Start of Information provided
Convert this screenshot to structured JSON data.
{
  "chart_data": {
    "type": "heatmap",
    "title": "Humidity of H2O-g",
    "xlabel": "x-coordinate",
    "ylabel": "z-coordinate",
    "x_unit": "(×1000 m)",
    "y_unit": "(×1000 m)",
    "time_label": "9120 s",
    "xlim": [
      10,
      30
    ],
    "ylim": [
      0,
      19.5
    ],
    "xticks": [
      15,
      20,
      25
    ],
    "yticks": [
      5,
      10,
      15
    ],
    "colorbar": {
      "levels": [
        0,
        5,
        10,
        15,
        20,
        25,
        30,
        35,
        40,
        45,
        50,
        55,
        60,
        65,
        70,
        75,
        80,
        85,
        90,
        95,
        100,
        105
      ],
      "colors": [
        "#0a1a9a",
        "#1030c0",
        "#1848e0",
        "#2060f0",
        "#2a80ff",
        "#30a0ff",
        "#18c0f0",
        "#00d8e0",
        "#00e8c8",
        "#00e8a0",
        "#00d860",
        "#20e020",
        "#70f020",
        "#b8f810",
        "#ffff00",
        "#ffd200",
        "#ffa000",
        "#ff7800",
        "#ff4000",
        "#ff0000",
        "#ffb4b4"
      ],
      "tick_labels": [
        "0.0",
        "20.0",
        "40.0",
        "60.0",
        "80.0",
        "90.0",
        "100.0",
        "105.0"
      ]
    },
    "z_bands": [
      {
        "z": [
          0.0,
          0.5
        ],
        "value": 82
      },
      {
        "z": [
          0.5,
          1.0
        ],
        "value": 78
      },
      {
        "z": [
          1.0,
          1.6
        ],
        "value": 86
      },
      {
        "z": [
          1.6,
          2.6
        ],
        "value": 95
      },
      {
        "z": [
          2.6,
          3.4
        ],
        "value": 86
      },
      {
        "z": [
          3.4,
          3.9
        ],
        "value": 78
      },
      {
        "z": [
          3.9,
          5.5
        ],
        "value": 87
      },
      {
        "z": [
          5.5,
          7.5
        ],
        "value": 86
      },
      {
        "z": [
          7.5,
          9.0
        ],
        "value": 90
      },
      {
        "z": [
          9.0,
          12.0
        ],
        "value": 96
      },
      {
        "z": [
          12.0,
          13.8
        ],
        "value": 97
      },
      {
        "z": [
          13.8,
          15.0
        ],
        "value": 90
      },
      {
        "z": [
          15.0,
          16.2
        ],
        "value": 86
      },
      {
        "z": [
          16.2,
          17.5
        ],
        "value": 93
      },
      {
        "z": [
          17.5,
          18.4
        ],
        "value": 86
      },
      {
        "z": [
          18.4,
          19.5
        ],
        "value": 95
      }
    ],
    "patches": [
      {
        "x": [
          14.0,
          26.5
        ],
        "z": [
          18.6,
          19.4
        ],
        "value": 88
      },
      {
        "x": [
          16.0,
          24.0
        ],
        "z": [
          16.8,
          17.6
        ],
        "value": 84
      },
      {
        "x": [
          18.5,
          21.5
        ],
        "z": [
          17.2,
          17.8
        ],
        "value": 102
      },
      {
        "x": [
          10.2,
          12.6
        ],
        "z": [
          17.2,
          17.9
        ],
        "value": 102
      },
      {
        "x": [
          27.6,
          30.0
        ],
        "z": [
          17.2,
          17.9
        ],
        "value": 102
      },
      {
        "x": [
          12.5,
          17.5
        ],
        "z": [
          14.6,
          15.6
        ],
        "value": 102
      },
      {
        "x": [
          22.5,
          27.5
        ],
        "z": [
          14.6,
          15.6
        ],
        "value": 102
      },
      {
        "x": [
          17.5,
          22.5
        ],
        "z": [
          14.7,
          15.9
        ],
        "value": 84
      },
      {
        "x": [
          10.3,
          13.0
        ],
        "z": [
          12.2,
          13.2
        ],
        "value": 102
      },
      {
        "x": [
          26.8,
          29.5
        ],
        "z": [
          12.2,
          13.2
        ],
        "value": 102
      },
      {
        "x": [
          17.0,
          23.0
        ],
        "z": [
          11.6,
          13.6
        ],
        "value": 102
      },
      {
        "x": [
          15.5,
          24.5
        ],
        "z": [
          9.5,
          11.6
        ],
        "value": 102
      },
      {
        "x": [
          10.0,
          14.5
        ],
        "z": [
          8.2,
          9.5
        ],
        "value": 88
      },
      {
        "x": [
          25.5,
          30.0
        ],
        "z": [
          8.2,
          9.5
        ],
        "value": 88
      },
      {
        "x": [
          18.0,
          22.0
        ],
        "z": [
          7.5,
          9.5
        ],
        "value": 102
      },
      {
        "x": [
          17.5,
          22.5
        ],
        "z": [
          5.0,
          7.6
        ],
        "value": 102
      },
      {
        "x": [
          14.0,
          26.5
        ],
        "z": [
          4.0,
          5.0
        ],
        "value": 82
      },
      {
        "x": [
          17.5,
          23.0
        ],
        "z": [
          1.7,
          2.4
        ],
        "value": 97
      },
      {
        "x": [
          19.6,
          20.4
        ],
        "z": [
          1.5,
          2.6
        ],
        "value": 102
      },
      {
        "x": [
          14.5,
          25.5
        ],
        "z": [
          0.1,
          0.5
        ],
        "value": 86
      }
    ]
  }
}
End of Information provided
Task requirements: Copy out all lines where the word "coordinate" appears.

Answer to this problem:
    "xlabel": "x-coordinate",
    "ylabel": "z-coordinate",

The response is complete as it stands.